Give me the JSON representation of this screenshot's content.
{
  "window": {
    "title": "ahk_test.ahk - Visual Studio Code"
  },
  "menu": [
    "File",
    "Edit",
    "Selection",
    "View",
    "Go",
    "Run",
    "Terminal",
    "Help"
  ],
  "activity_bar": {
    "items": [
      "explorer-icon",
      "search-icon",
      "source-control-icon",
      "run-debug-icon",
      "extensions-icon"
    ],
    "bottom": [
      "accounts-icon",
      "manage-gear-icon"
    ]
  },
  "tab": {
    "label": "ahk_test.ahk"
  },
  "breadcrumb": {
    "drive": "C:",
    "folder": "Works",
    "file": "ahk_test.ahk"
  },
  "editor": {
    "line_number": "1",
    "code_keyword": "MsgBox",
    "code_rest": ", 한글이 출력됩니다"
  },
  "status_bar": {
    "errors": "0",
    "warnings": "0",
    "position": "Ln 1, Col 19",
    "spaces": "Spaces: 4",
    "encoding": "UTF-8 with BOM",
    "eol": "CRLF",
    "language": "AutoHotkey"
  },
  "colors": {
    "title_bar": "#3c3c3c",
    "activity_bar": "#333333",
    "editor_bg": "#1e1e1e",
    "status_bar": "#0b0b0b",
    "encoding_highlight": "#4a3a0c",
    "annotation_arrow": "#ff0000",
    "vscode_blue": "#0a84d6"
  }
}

**Problem description:** Write out the complete set of records exactly as given.

**Result of the task:**
Give me the JSON representation of this screenshot's content.
{
  "window": {
    "title": "ahk_test.ahk - Visual Studio Code"
  },
  "menu": [
    "File",
    "Edit",
    "Selection",
    "View",
    "Go",
    "Run",
    "Terminal",
    "Help"
  ],
  "activity_bar": {
    "items": [
      "explorer-icon",
      "search-icon",
      "source-control-icon",
      "run-debug-icon",
      "extensions-icon"
    ],
    "bottom": [
      "accounts-icon",
      "manage-gear-icon"
    ]
  },
  "tab": {
    "label": "ahk_test.ahk"
  },
  "breadcrumb": {
    "drive": "C:",
    "folder": "Works",
    "file": "ahk_test.ahk"
  },
  "editor": {
    "line_number": "1",
    "code_keyword": "MsgBox",
    "code_rest": ", 한글이 출력됩니다"
  },
  "status_bar": {
    "errors": "0",
    "warnings": "0",
    "position": "Ln 1, Col 19",
    "spaces": "Spaces: 4",
    "encoding": "UTF-8 with BOM",
    "eol": "CRLF",
    "language": "AutoHotkey"
  },
  "colors": {
    "title_bar": "#3c3c3c",
    "activity_bar": "#333333",
    "editor_bg": "#1e1e1e",
    "status_bar": "#0b0b0b",
    "encoding_highlight": "#4a3a0c",
    "annotation_arrow": "#ff0000",
    "vscode_blue": "#0a84d6"
  }
}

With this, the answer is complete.